▶ SHORT EXERCISE
Copy out the lines that have "theta" in them.

▶ TASK INPUTS

* begin *

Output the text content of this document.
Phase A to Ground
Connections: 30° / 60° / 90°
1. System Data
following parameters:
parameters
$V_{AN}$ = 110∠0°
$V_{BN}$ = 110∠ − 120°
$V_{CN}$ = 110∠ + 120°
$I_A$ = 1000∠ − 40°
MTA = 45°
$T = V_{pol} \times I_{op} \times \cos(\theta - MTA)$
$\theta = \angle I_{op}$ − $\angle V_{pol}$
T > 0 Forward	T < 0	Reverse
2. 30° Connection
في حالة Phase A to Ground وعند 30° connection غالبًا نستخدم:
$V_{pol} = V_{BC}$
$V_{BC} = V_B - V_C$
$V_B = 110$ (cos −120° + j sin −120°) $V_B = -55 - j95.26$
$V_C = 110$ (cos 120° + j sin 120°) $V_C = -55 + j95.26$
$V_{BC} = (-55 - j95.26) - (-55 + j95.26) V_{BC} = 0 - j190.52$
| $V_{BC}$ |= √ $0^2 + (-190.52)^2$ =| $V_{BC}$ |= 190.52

* end *

▶ FULL ANSWER
$T = V_{pol} \times I_{op} \times \cos(\theta - MTA)$
$\theta = \angle I_{op}$ − $\angle V_{pol}$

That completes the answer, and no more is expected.